:: Task requirements ::
Search the material for the string "header", then report how many lines hold it, with no other text.

:: Given entries ::
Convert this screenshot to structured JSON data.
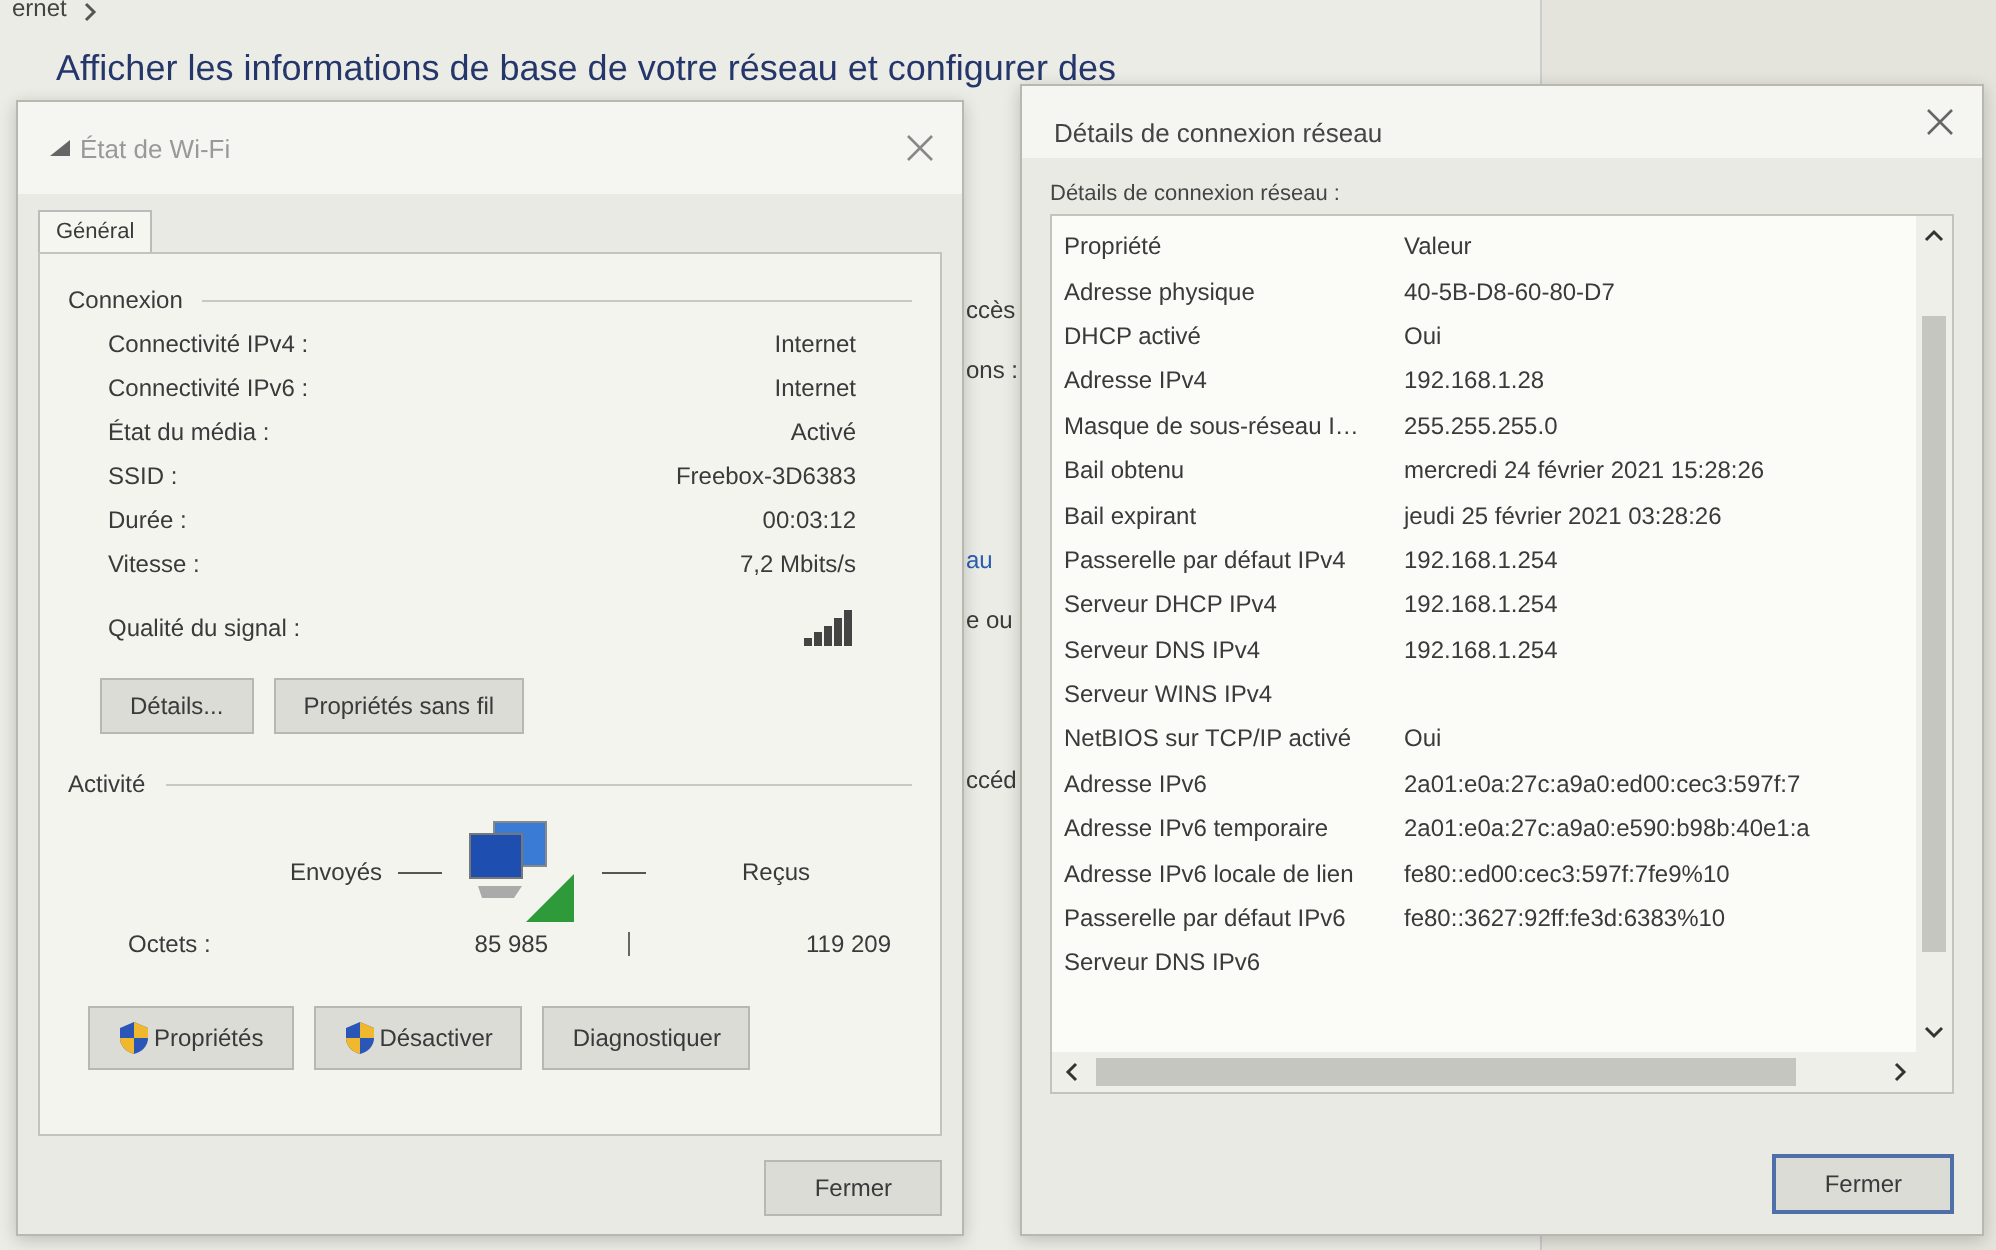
{
  "background": {
    "breadcrumb": "ernet",
    "heading": "Afficher les informations de base de votre réseau et configurer des",
    "fragments": [
      {
        "text": "ccès",
        "kind": "text"
      },
      {
        "text": "ons :",
        "kind": "text"
      },
      {
        "text": "au",
        "kind": "link"
      },
      {
        "text": "e ou",
        "kind": "text"
      },
      {
        "text": "ccéd",
        "kind": "text"
      }
    ]
  },
  "wifi_status": {
    "title": "État de Wi-Fi",
    "tabs": [
      {
        "label": "Général",
        "selected": true
      }
    ],
    "connection": {
      "heading": "Connexion",
      "rows": [
        {
          "label": "Connectivité IPv4 :",
          "value": "Internet"
        },
        {
          "label": "Connectivité IPv6 :",
          "value": "Internet"
        },
        {
          "label": "État du média :",
          "value": "Activé"
        },
        {
          "label": "SSID :",
          "value": "Freebox-3D6383"
        },
        {
          "label": "Durée :",
          "value": "00:03:12"
        },
        {
          "label": "Vitesse :",
          "value": "7,2 Mbits/s"
        }
      ],
      "signal_label": "Qualité du signal :"
    },
    "connection_buttons": [
      "Détails...",
      "Propriétés sans fil"
    ],
    "activity": {
      "heading": "Activité",
      "sent_label": "Envoyés",
      "received_label": "Reçus",
      "bytes_label": "Octets :",
      "bytes_sent": "85 985",
      "bytes_received": "119 209"
    },
    "action_buttons": [
      {
        "label": "Propriétés",
        "shield": true
      },
      {
        "label": "Désactiver",
        "shield": true
      },
      {
        "label": "Diagnostiquer",
        "shield": false
      }
    ],
    "close_button": "Fermer"
  },
  "details": {
    "title": "Détails de connexion réseau",
    "list_label": "Détails de connexion réseau :",
    "columns": [
      "Propriété",
      "Valeur"
    ],
    "rows": [
      [
        "Adresse physique",
        "40-5B-D8-60-80-D7"
      ],
      [
        "DHCP activé",
        "Oui"
      ],
      [
        "Adresse IPv4",
        "192.168.1.28"
      ],
      [
        "Masque de sous-réseau I…",
        "255.255.255.0"
      ],
      [
        "Bail obtenu",
        "mercredi 24 février 2021 15:28:26"
      ],
      [
        "Bail expirant",
        "jeudi 25 février 2021 03:28:26"
      ],
      [
        "Passerelle par défaut IPv4",
        "192.168.1.254"
      ],
      [
        "Serveur DHCP IPv4",
        "192.168.1.254"
      ],
      [
        "Serveur DNS IPv4",
        "192.168.1.254"
      ],
      [
        "Serveur WINS IPv4",
        ""
      ],
      [
        "NetBIOS sur TCP/IP activé",
        "Oui"
      ],
      [
        "Adresse IPv6",
        "2a01:e0a:27c:a9a0:ed00:cec3:597f:7"
      ],
      [
        "Adresse IPv6 temporaire",
        "2a01:e0a:27c:a9a0:e590:b98b:40e1:a"
      ],
      [
        "Adresse IPv6 locale de lien",
        "fe80::ed00:cec3:597f:7fe9%10"
      ],
      [
        "Passerelle par défaut IPv6",
        "fe80::3627:92ff:fe3d:6383%10"
      ],
      [
        "Serveur DNS IPv6",
        ""
      ]
    ],
    "close_button": "Fermer"
  }
}
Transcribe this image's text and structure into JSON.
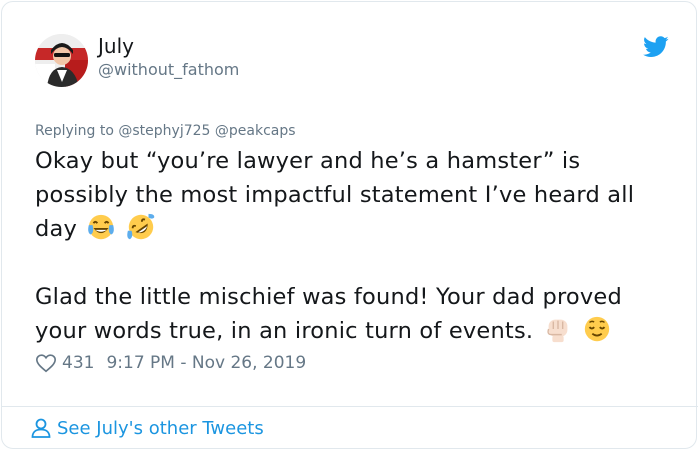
{
  "author": {
    "name": "July",
    "handle": "@without_fathom"
  },
  "reply": {
    "prefix": "Replying to",
    "mentions": [
      "@stephyj725",
      "@peakcaps"
    ]
  },
  "tweet": {
    "line1": "Okay but “you’re lawyer and he’s a hamster” is possibly the most impactful statement I’ve heard all day",
    "line2": "Glad the little mischief was found! Your dad proved your words true, in an ironic turn of events.",
    "emoji1": [
      "face-with-tears-of-joy-emoji",
      "rolling-on-the-floor-laughing-emoji"
    ],
    "emoji2": [
      "raised-fist-light-skin-emoji",
      "relieved-face-emoji"
    ]
  },
  "stats": {
    "likes": "431",
    "timestamp": "9:17 PM - Nov 26, 2019"
  },
  "footer": {
    "link_label": "See July's other Tweets"
  },
  "colors": {
    "twitter_blue": "#1da1f2",
    "link_blue": "#1b95e0",
    "muted": "#657786",
    "text": "#14171a",
    "border": "#e1e8ed"
  }
}
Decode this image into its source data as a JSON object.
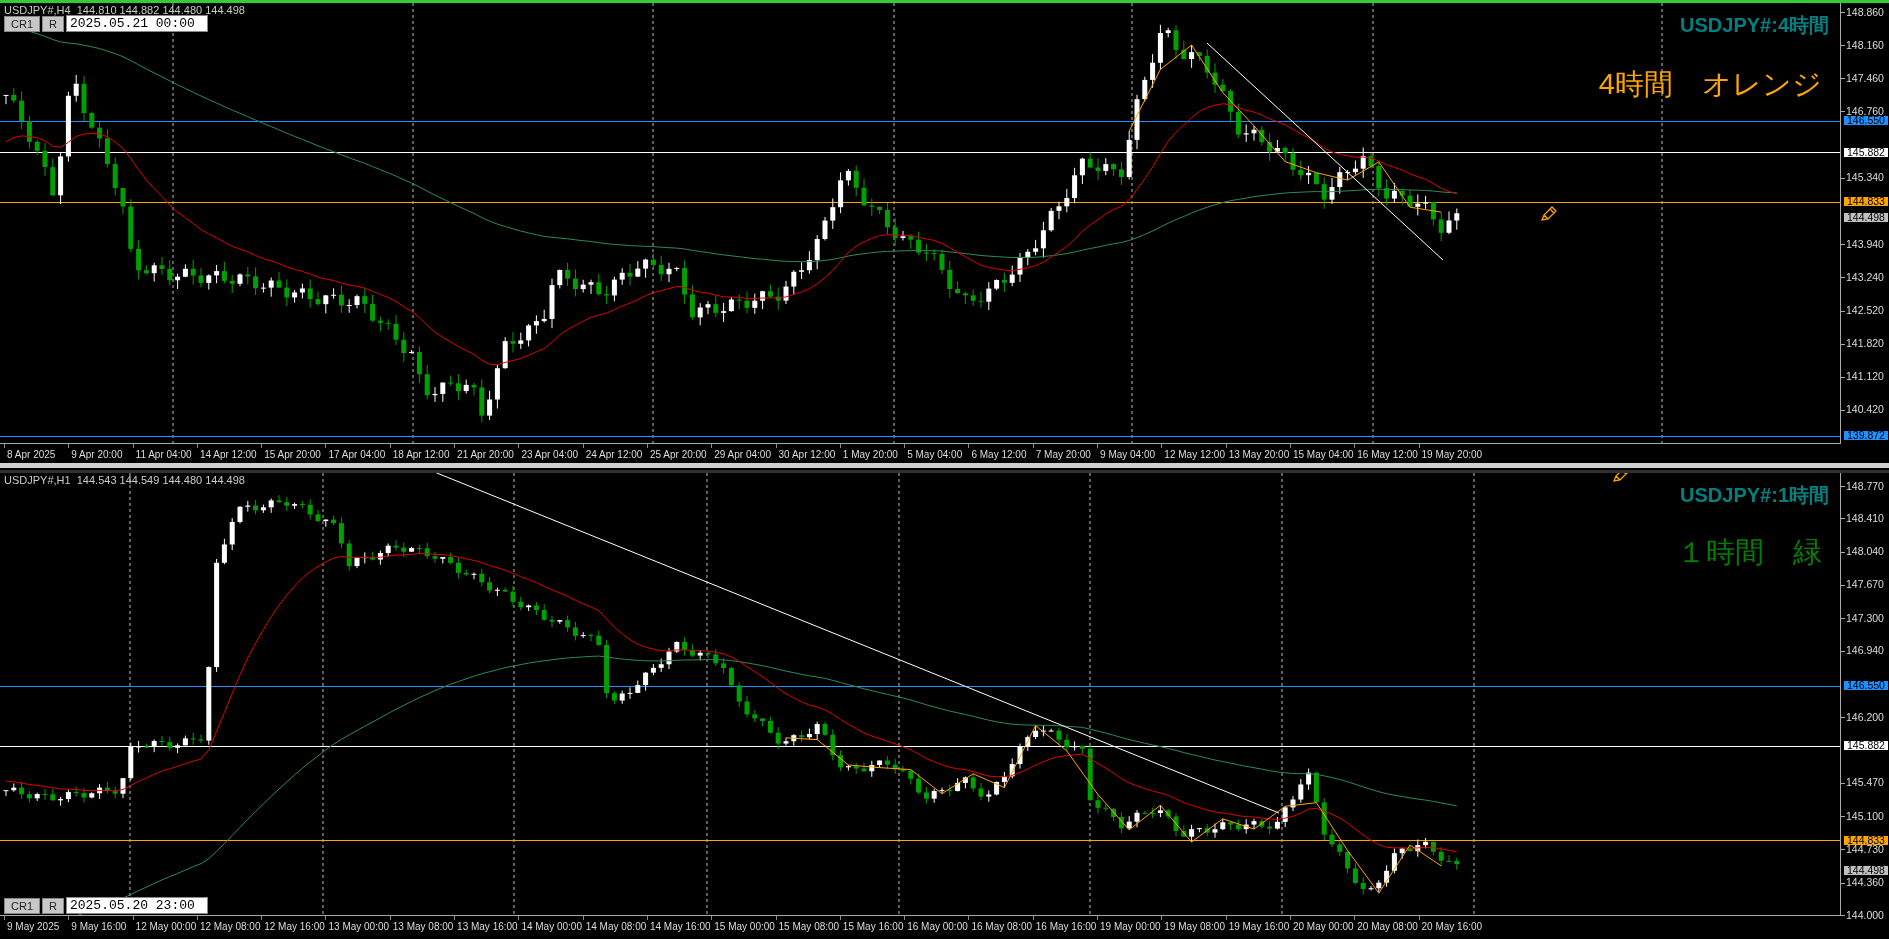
{
  "panes": [
    {
      "active": true,
      "header": "USDJPY#,H4  144.810 144.882 144.480 144.498",
      "buttons": [
        "CR1",
        "R"
      ],
      "date_field": "2025.05.21 00:00",
      "title": "USDJPY#:4時間",
      "note": {
        "text": "4時間　オレンジ",
        "color": "#ffa500"
      },
      "price_ticks": [
        "148.860",
        "148.160",
        "147.460",
        "146.760",
        "145.340",
        "143.940",
        "143.240",
        "142.520",
        "141.820",
        "141.120",
        "140.420"
      ],
      "price_labels": [
        {
          "label": "146.550",
          "color": "#1e90ff",
          "kind": "line"
        },
        {
          "label": "145.882",
          "color": "#ffffff",
          "kind": "line"
        },
        {
          "label": "144.833",
          "color": "#ffa500",
          "kind": "line"
        },
        {
          "label": "144.498",
          "color": "#c0c0c0",
          "kind": "bid"
        },
        {
          "label": "139.872",
          "color": "#1e90ff",
          "kind": "line"
        }
      ],
      "time_labels": [
        "8 Apr 2025",
        "9 Apr 20:00",
        "11 Apr 04:00",
        "14 Apr 12:00",
        "15 Apr 20:00",
        "17 Apr 04:00",
        "18 Apr 12:00",
        "21 Apr 20:00",
        "23 Apr 04:00",
        "24 Apr 12:00",
        "25 Apr 20:00",
        "29 Apr 04:00",
        "30 Apr 12:00",
        "1 May 20:00",
        "5 May 04:00",
        "6 May 12:00",
        "7 May 20:00",
        "9 May 04:00",
        "12 May 12:00",
        "13 May 20:00",
        "15 May 04:00",
        "16 May 12:00",
        "19 May 20:00"
      ]
    },
    {
      "active": false,
      "header": "USDJPY#,H1  144.543 144.549 144.480 144.498",
      "buttons": [
        "CR1",
        "R"
      ],
      "date_field": "2025.05.20 23:00",
      "title": "USDJPY#:1時間",
      "note": {
        "text": "１時間　緑",
        "color": "#008000"
      },
      "price_ticks": [
        "148.770",
        "148.410",
        "148.040",
        "147.670",
        "147.300",
        "146.940",
        "146.200",
        "145.470",
        "145.100",
        "144.730",
        "144.360",
        "144.000"
      ],
      "price_labels": [
        {
          "label": "146.550",
          "color": "#1e90ff",
          "kind": "line"
        },
        {
          "label": "145.882",
          "color": "#ffffff",
          "kind": "line"
        },
        {
          "label": "144.833",
          "color": "#ffa500",
          "kind": "line"
        },
        {
          "label": "144.498",
          "color": "#c0c0c0",
          "kind": "bid"
        }
      ],
      "time_labels": [
        "9 May 2025",
        "9 May 16:00",
        "12 May 00:00",
        "12 May 08:00",
        "12 May 16:00",
        "13 May 00:00",
        "13 May 08:00",
        "13 May 16:00",
        "14 May 00:00",
        "14 May 08:00",
        "14 May 16:00",
        "15 May 00:00",
        "15 May 08:00",
        "15 May 16:00",
        "16 May 00:00",
        "16 May 08:00",
        "16 May 16:00",
        "19 May 00:00",
        "19 May 08:00",
        "19 May 16:00",
        "20 May 00:00",
        "20 May 08:00",
        "20 May 16:00"
      ]
    }
  ]
}
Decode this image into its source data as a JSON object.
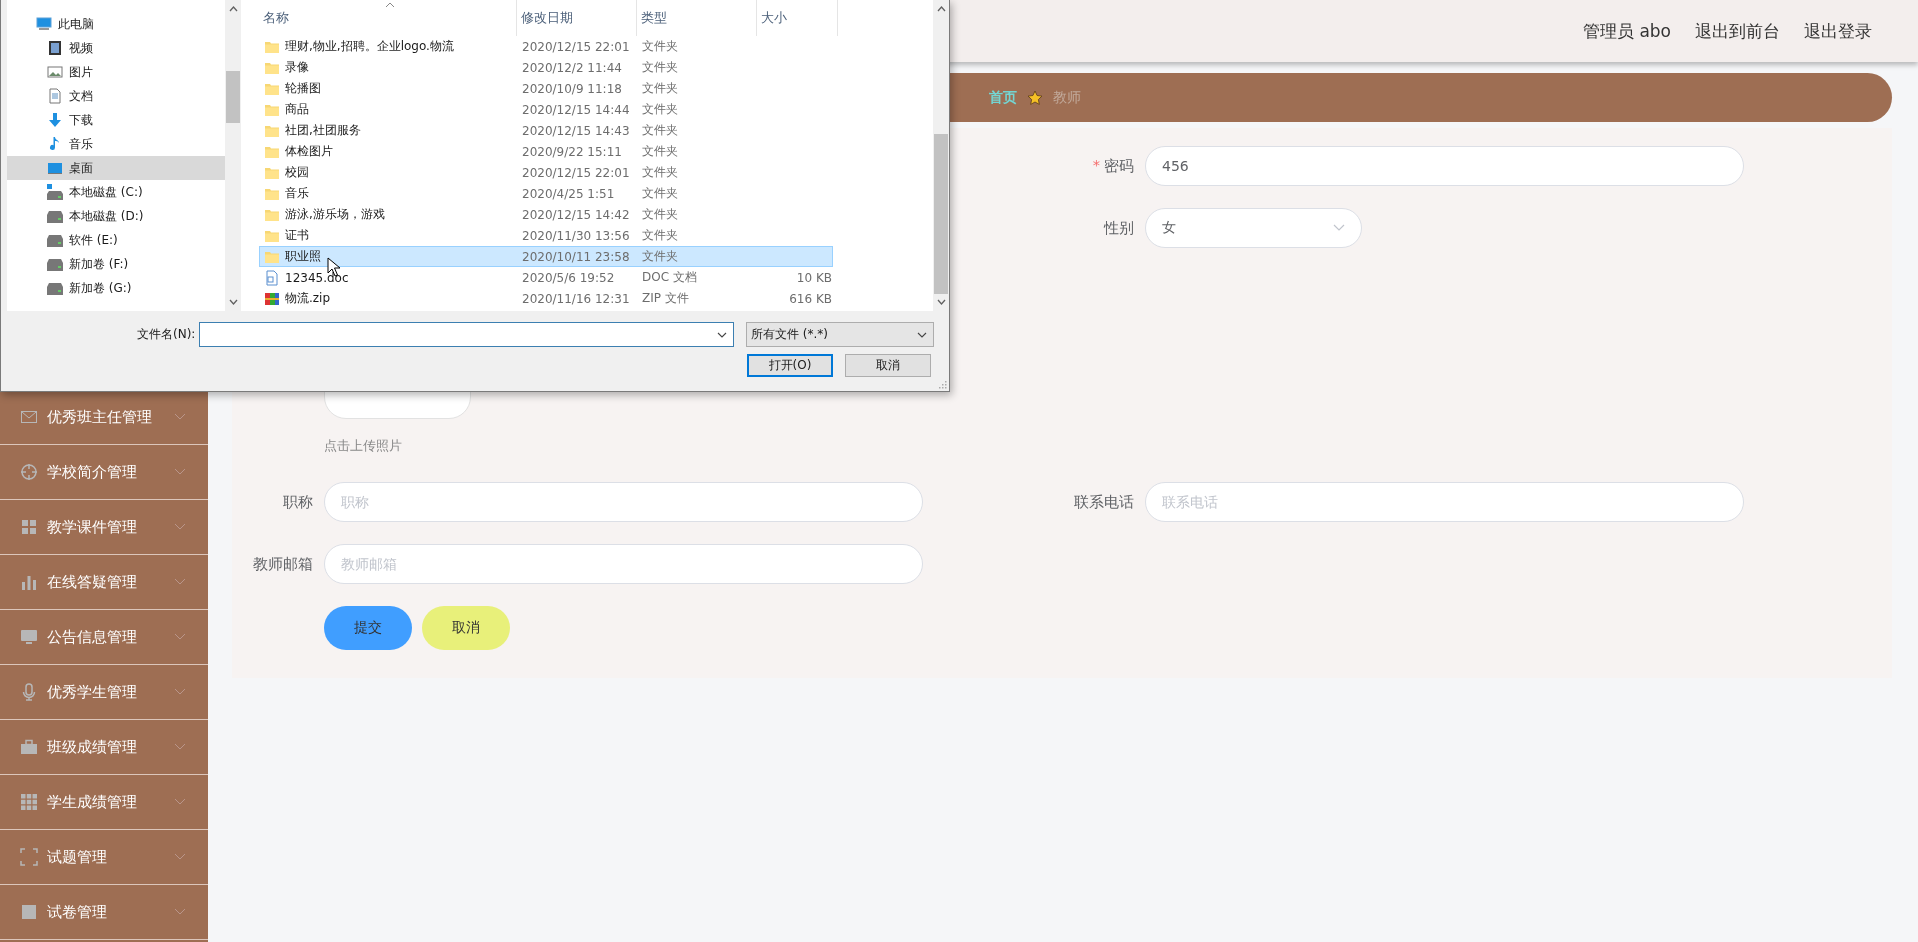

:: Exercise solution ::
2